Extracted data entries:
══════════

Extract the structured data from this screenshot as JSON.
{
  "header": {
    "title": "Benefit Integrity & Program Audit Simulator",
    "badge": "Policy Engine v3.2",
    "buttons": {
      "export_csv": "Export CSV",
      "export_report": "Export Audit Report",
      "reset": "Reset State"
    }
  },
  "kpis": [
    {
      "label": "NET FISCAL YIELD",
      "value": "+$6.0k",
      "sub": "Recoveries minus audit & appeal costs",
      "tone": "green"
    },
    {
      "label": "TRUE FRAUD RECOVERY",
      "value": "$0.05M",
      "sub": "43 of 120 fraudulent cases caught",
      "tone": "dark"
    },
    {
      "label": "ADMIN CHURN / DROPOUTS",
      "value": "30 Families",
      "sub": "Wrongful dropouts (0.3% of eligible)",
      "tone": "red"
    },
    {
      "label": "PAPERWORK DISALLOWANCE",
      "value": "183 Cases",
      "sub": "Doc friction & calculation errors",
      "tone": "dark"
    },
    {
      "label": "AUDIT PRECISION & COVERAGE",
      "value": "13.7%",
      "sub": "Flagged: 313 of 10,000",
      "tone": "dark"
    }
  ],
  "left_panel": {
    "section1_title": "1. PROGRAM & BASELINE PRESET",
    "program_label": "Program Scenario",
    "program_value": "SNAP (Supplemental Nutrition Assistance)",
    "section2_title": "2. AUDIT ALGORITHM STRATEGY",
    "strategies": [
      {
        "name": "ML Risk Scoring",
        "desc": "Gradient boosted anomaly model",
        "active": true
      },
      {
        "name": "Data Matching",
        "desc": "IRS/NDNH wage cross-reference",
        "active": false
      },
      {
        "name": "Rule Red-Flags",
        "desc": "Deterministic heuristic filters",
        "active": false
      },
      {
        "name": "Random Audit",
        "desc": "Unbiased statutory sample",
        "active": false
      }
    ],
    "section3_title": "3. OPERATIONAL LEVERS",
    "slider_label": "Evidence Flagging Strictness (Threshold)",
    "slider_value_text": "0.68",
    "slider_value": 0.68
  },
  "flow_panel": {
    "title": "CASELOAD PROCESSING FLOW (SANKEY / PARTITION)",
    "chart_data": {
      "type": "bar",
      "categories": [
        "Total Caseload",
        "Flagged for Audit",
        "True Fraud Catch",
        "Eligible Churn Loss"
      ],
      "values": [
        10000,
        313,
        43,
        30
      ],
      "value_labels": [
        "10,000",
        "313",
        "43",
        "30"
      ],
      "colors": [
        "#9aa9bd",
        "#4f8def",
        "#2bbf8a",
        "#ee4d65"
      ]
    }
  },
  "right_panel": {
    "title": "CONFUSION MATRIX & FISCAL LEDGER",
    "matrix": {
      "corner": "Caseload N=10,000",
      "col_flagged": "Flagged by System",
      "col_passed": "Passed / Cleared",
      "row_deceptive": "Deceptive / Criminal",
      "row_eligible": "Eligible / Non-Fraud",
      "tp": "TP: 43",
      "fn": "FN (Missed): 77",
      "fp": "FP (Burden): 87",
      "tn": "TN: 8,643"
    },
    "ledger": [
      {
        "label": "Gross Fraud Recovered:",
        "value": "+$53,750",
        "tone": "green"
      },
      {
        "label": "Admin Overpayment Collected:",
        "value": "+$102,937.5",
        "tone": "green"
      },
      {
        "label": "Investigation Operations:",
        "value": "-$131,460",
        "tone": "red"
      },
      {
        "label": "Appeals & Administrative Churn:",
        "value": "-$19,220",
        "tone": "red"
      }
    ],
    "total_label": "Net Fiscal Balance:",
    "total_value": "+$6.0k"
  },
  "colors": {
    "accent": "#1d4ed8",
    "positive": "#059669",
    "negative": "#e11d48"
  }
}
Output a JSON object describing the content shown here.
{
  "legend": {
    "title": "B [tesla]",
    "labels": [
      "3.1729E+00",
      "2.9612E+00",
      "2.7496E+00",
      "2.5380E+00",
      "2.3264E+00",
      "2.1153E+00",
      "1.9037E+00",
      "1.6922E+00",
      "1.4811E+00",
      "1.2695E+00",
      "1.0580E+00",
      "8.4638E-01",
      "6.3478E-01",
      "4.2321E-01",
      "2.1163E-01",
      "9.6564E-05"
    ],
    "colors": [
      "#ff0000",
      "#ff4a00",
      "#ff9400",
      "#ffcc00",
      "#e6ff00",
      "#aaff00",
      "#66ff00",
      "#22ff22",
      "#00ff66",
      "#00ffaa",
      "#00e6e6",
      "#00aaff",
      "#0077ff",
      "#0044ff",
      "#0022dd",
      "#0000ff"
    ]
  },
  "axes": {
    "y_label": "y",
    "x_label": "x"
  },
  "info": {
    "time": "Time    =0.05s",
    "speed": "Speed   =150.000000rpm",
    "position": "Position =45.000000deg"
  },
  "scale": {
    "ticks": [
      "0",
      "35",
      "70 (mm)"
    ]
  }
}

══════════

* **The problem**: Reply with one number only, the count of lines above that hold the string "JSON".

* **Worked answer**: 2